§ **DIRECTIONS FOR THIS TASK**:
Copy out each line below exactly as it appears.

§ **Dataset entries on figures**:
++++++++++++++++++++
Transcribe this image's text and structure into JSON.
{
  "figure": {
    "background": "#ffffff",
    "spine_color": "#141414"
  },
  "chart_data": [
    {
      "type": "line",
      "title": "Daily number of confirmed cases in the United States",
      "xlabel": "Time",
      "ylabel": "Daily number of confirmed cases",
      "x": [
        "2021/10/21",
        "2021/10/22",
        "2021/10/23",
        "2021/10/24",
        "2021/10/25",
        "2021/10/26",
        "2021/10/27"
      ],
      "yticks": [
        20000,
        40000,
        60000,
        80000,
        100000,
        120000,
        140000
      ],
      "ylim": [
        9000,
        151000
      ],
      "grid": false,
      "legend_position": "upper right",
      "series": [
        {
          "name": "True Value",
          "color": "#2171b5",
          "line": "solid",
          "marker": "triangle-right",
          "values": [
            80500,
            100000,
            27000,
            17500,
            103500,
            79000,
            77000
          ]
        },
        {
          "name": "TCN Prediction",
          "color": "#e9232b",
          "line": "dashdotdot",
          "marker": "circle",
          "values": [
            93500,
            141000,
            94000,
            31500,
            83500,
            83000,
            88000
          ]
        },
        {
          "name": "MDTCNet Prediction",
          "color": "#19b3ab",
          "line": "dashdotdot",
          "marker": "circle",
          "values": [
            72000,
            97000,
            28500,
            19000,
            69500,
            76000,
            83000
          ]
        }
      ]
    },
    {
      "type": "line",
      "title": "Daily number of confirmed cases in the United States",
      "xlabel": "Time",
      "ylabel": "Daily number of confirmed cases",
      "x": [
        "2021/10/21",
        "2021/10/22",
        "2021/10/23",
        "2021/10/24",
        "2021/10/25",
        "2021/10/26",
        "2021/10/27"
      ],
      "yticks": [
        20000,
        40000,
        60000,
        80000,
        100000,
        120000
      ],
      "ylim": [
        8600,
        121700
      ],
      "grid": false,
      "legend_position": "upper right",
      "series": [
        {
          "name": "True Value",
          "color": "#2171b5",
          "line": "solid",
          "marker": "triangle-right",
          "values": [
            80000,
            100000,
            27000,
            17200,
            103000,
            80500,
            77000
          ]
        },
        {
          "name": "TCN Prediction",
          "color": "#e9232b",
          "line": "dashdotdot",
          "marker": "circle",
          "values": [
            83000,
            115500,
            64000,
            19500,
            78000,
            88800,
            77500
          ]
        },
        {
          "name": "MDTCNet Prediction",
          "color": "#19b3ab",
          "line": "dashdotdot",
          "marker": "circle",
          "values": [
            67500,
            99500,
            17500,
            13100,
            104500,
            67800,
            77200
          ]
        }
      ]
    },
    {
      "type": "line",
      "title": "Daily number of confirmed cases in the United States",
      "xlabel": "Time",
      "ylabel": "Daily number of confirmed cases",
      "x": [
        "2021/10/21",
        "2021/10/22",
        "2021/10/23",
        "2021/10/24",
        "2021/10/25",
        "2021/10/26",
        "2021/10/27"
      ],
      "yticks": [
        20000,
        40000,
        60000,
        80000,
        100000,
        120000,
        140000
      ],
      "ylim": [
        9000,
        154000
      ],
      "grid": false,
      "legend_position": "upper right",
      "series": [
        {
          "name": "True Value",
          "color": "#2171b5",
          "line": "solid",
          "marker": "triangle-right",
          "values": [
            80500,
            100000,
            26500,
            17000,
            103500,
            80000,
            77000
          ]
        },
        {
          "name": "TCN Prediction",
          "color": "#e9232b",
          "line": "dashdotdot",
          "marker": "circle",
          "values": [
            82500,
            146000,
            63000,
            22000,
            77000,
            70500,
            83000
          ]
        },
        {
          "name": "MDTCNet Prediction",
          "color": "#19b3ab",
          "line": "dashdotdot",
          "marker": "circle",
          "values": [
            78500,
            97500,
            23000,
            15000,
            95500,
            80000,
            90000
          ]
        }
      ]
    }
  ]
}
++++++++++++++++++++
§ **THE RESULT**:
Transcribe this image's text and structure into JSON.
{
  "figure": {
    "background": "#ffffff",
    "spine_color": "#141414"
  },
  "chart_data": [
    {
      "type": "line",
      "title": "Daily number of confirmed cases in the United States",
      "xlabel": "Time",
      "ylabel": "Daily number of confirmed cases",
      "x": [
        "2021/10/21",
        "2021/10/22",
        "2021/10/23",
        "2021/10/24",
        "2021/10/25",
        "2021/10/26",
        "2021/10/27"
      ],
      "yticks": [
        20000,
        40000,
        60000,
        80000,
        100000,
        120000,
        140000
      ],
      "ylim": [
        9000,
        151000
      ],
      "grid": false,
      "legend_position": "upper right",
      "series": [
        {
          "name": "True Value",
          "color": "#2171b5",
          "line": "solid",
          "marker": "triangle-right",
          "values": [
            80500,
            100000,
            27000,
            17500,
            103500,
            79000,
            77000
          ]
        },
        {
          "name": "TCN Prediction",
          "color": "#e9232b",
          "line": "dashdotdot",
          "marker": "circle",
          "values": [
            93500,
            141000,
            94000,
            31500,
            83500,
            83000,
            88000
          ]
        },
        {
          "name": "MDTCNet Prediction",
          "color": "#19b3ab",
          "line": "dashdotdot",
          "marker": "circle",
          "values": [
            72000,
            97000,
            28500,
            19000,
            69500,
            76000,
            83000
          ]
        }
      ]
    },
    {
      "type": "line",
      "title": "Daily number of confirmed cases in the United States",
      "xlabel": "Time",
      "ylabel": "Daily number of confirmed cases",
      "x": [
        "2021/10/21",
        "2021/10/22",
        "2021/10/23",
        "2021/10/24",
        "2021/10/25",
        "2021/10/26",
        "2021/10/27"
      ],
      "yticks": [
        20000,
        40000,
        60000,
        80000,
        100000,
        120000
      ],
      "ylim": [
        8600,
        121700
      ],
      "grid": false,
      "legend_position": "upper right",
      "series": [
        {
          "name": "True Value",
          "color": "#2171b5",
          "line": "solid",
          "marker": "triangle-right",
          "values": [
            80000,
            100000,
            27000,
            17200,
            103000,
            80500,
            77000
          ]
        },
        {
          "name": "TCN Prediction",
          "color": "#e9232b",
          "line": "dashdotdot",
          "marker": "circle",
          "values": [
            83000,
            115500,
            64000,
            19500,
            78000,
            88800,
            77500
          ]
        },
        {
          "name": "MDTCNet Prediction",
          "color": "#19b3ab",
          "line": "dashdotdot",
          "marker": "circle",
          "values": [
            67500,
            99500,
            17500,
            13100,
            104500,
            67800,
            77200
          ]
        }
      ]
    },
    {
      "type": "line",
      "title": "Daily number of confirmed cases in the United States",
      "xlabel": "Time",
      "ylabel": "Daily number of confirmed cases",
      "x": [
        "2021/10/21",
        "2021/10/22",
        "2021/10/23",
        "2021/10/24",
        "2021/10/25",
        "2021/10/26",
        "2021/10/27"
      ],
      "yticks": [
        20000,
        40000,
        60000,
        80000,
        100000,
        120000,
        140000
      ],
      "ylim": [
        9000,
        154000
      ],
      "grid": false,
      "legend_position": "upper right",
      "series": [
        {
          "name": "True Value",
          "color": "#2171b5",
          "line": "solid",
          "marker": "triangle-right",
          "values": [
            80500,
            100000,
            26500,
            17000,
            103500,
            80000,
            77000
          ]
        },
        {
          "name": "TCN Prediction",
          "color": "#e9232b",
          "line": "dashdotdot",
          "marker": "circle",
          "values": [
            82500,
            146000,
            63000,
            22000,
            77000,
            70500,
            83000
          ]
        },
        {
          "name": "MDTCNet Prediction",
          "color": "#19b3ab",
          "line": "dashdotdot",
          "marker": "circle",
          "values": [
            78500,
            97500,
            23000,
            15000,
            95500,
            80000,
            90000
          ]
        }
      ]
    }
  ]
}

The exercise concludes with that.